Stored items.
- - -

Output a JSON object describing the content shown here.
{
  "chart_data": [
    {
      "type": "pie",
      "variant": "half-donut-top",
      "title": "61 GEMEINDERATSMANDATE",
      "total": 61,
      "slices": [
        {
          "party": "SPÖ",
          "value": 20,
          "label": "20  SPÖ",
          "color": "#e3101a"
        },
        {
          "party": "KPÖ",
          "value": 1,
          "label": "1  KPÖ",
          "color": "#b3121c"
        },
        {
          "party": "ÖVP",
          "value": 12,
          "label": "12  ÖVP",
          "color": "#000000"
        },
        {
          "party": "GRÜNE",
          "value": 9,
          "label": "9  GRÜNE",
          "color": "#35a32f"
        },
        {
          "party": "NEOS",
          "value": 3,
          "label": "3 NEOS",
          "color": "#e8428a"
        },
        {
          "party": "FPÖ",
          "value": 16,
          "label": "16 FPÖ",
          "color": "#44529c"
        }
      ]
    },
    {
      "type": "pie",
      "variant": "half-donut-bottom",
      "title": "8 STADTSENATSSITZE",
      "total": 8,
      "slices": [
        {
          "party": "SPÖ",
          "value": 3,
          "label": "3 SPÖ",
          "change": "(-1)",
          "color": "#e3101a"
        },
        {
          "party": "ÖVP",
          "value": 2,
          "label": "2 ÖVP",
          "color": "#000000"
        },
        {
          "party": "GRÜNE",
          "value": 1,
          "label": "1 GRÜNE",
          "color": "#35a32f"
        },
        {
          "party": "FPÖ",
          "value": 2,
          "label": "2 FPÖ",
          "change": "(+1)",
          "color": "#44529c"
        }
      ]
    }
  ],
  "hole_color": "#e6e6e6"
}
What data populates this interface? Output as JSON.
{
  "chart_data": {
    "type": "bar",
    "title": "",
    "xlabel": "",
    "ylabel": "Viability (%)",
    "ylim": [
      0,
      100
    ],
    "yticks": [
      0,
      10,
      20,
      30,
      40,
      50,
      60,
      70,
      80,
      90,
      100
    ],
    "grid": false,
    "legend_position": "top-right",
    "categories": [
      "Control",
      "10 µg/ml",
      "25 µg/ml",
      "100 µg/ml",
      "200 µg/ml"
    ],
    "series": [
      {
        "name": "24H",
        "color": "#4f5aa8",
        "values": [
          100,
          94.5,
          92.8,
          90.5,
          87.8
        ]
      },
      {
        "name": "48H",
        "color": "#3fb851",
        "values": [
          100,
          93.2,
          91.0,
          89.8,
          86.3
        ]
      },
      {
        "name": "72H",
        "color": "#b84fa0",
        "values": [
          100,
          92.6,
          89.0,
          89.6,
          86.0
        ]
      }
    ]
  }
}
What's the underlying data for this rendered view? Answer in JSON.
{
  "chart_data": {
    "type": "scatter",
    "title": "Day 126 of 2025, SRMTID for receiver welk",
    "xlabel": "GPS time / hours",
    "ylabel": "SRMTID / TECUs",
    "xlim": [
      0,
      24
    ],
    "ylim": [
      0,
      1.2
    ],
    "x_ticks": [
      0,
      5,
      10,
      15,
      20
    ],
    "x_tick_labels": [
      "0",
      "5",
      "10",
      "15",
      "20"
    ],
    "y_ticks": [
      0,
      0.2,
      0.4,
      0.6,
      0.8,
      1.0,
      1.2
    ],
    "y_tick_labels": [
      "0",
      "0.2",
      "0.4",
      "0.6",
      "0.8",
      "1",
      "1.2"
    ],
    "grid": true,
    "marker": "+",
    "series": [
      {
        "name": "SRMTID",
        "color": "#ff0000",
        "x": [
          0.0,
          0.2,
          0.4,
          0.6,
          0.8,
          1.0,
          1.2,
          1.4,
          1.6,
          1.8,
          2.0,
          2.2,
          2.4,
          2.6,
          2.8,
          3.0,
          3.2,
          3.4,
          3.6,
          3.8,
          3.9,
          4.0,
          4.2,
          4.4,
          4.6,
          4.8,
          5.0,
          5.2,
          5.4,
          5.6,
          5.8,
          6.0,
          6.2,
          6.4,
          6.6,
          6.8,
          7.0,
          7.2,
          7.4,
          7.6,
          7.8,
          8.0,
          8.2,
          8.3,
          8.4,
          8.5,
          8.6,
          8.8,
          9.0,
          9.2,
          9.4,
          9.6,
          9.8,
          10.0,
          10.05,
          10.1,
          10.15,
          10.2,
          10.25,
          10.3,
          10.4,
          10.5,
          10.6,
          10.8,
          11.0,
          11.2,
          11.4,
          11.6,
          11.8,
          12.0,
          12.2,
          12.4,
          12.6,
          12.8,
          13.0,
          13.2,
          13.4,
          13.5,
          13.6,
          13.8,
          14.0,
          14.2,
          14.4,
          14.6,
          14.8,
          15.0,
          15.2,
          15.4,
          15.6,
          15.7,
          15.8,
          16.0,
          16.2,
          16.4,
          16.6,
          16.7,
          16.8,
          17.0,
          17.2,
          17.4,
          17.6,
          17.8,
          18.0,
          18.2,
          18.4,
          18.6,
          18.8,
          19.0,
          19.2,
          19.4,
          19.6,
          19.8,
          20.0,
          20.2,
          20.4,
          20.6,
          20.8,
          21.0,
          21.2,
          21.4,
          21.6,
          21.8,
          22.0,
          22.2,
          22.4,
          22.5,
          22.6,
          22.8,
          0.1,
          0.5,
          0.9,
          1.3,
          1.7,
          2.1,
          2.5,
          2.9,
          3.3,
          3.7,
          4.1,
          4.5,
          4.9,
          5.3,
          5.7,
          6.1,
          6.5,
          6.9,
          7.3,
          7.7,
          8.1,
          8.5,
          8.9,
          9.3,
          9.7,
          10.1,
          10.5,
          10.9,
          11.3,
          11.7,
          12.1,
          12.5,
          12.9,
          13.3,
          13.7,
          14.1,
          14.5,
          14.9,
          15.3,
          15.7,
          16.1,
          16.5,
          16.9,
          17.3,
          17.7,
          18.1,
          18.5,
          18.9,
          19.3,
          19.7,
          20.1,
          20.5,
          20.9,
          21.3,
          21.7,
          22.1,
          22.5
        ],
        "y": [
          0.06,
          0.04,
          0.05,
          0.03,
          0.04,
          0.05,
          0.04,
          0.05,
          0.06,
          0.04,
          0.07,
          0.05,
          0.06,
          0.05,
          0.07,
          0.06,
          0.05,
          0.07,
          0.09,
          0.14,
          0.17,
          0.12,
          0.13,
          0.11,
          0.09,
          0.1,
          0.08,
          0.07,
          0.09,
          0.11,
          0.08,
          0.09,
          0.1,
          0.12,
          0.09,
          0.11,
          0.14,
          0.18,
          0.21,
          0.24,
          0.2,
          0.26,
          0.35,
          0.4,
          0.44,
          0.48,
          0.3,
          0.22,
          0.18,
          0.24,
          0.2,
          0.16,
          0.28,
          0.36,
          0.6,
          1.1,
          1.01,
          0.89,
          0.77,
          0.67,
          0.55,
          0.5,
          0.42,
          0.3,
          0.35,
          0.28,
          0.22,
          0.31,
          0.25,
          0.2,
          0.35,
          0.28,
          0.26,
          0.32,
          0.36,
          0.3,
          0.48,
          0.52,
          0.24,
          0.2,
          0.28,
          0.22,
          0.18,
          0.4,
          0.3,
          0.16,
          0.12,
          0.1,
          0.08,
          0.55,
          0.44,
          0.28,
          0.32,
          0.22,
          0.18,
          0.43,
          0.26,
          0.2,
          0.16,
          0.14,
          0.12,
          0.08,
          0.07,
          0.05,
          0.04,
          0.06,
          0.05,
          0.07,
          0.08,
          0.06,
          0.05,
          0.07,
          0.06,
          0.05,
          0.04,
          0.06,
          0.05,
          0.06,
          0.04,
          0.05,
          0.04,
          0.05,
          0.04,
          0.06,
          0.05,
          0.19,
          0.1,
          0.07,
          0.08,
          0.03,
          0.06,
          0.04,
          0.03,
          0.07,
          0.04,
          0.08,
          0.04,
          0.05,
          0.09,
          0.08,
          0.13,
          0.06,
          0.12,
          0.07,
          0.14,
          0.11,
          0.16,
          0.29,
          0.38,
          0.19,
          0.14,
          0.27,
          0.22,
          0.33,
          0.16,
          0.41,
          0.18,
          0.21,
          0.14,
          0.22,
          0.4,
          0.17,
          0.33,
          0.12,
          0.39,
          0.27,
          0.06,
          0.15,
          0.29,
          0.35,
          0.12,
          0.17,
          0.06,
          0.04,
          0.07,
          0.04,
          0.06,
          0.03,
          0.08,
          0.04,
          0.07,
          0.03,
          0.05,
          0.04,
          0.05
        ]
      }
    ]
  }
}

- - -

Every line of the records that includes the word "What" should be gathered.

RESULT FOR THIS TASK.
What data populates this interface? Output as JSON.
What's the underlying data for this rendered view? Answer in JSON.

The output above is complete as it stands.